/---

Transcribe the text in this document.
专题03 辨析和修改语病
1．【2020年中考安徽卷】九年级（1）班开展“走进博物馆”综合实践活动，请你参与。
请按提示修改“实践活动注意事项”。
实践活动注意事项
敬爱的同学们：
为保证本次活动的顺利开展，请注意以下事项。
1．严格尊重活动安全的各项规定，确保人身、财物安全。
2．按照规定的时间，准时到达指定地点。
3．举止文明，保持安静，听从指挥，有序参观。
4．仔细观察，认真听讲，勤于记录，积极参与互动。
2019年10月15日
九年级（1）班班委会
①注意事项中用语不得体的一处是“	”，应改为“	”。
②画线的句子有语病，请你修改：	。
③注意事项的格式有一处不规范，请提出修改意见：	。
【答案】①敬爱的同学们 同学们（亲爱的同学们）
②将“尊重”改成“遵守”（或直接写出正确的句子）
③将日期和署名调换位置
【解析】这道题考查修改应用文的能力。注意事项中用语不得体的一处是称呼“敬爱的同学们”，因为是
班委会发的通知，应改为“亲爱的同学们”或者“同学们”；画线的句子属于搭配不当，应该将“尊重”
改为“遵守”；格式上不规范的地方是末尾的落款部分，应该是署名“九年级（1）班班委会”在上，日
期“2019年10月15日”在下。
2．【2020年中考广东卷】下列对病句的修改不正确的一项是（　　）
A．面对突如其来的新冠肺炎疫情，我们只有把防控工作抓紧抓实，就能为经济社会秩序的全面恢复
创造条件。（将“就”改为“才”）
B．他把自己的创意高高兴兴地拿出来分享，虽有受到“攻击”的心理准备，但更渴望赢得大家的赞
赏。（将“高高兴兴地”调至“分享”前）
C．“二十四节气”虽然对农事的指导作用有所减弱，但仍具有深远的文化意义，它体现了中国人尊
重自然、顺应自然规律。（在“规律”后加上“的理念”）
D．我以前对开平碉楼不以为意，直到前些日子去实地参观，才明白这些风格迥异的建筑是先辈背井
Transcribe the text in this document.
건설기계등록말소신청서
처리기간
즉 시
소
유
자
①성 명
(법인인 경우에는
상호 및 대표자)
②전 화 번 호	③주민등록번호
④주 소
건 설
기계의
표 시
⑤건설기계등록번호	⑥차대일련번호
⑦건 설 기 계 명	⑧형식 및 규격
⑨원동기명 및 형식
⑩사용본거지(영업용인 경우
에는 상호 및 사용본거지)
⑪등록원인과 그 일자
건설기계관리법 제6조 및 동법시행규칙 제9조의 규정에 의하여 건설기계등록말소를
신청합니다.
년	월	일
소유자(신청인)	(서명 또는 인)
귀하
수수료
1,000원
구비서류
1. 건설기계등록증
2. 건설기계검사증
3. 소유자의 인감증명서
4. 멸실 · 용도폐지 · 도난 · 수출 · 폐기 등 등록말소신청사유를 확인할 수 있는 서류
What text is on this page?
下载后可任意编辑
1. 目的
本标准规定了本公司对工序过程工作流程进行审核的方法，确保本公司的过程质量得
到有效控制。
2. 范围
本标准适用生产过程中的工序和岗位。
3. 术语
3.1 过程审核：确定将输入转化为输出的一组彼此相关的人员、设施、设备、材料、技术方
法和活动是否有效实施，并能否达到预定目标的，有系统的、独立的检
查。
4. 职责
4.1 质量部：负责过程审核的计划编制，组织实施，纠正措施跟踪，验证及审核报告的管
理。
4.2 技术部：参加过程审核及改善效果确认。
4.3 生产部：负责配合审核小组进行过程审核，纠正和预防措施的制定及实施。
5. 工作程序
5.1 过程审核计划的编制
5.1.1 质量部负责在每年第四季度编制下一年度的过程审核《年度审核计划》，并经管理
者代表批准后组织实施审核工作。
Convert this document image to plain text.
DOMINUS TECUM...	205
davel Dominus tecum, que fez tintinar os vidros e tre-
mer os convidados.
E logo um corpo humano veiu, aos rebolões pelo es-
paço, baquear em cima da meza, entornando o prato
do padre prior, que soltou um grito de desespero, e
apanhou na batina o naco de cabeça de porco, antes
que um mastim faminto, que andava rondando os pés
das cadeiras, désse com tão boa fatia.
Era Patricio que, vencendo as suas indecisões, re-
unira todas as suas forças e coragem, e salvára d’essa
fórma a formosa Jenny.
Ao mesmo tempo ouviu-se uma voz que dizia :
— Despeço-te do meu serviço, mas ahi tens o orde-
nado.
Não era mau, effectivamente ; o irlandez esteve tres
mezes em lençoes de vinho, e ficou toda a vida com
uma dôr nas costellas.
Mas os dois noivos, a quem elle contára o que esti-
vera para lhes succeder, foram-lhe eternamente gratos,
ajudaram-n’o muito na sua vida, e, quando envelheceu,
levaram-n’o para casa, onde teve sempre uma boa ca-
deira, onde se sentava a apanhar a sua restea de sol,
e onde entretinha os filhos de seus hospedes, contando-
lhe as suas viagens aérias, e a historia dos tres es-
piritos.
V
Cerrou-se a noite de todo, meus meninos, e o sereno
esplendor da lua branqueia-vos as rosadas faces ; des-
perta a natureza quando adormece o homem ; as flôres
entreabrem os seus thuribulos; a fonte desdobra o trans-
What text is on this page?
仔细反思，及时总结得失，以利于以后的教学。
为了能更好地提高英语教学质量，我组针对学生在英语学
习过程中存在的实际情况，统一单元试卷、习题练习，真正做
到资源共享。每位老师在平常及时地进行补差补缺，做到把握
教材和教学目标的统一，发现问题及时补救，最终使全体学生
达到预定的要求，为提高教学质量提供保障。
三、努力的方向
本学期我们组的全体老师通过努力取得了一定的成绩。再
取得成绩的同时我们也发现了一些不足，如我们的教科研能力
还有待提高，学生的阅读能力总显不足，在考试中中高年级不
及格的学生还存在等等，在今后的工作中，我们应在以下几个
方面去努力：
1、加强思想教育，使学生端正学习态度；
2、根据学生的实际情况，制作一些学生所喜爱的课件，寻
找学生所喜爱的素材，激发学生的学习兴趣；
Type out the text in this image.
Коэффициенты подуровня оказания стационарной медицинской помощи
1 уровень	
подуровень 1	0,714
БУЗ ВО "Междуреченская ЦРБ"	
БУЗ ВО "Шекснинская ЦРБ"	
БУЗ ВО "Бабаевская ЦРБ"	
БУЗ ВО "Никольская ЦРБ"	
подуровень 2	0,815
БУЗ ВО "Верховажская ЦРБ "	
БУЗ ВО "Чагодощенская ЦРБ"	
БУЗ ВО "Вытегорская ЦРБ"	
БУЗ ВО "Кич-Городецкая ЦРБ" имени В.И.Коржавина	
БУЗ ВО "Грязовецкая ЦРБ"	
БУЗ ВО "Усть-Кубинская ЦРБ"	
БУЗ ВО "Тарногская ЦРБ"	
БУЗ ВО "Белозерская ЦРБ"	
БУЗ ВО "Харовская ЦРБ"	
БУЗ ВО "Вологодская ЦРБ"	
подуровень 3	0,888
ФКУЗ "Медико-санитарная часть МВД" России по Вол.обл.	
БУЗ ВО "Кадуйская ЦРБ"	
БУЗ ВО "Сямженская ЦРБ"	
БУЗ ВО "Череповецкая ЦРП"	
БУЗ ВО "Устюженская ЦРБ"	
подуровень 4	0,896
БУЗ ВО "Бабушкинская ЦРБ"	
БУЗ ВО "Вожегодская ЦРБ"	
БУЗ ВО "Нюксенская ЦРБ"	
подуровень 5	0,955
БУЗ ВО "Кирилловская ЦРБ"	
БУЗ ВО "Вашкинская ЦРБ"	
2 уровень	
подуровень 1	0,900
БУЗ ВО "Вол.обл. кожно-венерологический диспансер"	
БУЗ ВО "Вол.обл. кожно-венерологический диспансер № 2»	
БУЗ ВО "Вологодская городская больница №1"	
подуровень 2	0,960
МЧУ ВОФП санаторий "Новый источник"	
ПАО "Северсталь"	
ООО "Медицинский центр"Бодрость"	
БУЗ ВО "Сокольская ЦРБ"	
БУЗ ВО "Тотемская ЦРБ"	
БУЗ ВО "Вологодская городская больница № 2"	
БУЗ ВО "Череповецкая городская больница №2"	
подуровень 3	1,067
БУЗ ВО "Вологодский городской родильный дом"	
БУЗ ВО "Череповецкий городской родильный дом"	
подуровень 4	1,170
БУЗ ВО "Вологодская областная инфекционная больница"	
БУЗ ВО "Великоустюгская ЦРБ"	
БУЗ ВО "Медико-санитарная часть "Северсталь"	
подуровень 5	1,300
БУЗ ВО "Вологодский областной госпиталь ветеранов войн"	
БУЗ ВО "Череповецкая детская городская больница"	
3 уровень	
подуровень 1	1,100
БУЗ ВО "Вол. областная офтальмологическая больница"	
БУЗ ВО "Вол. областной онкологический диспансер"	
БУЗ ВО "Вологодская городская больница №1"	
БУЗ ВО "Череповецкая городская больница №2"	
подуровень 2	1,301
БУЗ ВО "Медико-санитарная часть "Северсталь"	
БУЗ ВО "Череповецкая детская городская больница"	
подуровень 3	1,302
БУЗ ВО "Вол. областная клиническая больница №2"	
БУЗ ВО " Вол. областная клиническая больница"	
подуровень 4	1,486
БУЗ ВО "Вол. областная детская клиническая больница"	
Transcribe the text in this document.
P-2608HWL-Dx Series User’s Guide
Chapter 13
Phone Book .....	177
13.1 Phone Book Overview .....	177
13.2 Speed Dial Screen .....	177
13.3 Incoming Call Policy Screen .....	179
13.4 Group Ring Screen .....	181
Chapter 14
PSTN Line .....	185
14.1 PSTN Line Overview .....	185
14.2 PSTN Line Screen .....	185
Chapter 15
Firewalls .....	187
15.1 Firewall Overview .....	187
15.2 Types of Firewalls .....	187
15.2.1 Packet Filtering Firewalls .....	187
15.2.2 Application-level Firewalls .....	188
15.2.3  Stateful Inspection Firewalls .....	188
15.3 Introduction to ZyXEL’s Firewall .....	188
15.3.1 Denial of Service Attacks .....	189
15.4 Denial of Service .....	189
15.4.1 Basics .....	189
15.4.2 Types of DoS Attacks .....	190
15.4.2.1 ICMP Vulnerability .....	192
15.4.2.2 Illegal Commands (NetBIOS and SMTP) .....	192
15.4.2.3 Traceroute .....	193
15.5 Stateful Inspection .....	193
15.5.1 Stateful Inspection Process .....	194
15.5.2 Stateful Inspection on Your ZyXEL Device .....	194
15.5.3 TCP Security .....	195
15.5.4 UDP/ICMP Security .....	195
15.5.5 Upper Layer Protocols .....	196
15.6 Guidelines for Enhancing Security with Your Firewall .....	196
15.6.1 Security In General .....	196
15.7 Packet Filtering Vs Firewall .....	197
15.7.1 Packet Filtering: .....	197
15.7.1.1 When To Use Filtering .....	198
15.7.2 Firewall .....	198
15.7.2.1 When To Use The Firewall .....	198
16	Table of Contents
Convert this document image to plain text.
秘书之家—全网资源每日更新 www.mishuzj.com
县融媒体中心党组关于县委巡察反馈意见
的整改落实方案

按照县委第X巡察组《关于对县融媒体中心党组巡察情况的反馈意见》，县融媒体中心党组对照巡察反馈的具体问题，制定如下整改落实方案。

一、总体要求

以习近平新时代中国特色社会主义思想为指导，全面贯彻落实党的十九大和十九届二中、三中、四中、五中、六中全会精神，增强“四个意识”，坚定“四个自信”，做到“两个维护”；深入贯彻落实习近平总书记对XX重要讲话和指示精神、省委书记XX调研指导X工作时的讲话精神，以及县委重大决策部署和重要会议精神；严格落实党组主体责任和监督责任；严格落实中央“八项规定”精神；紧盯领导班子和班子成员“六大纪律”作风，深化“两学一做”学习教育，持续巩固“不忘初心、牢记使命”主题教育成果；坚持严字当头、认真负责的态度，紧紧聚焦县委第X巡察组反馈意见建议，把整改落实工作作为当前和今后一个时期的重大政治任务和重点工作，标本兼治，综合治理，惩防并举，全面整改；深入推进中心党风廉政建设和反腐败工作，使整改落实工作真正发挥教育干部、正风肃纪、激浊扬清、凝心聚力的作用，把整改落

\---

[DIRECTIONS FOR THIS TASK]: Sift the material for lines with the string "When". Copy each one found.

[CORRECT ANSWER]:
15.7.1.1 When To Use Filtering .....	198
15.7.2.1 When To Use The Firewall .....	198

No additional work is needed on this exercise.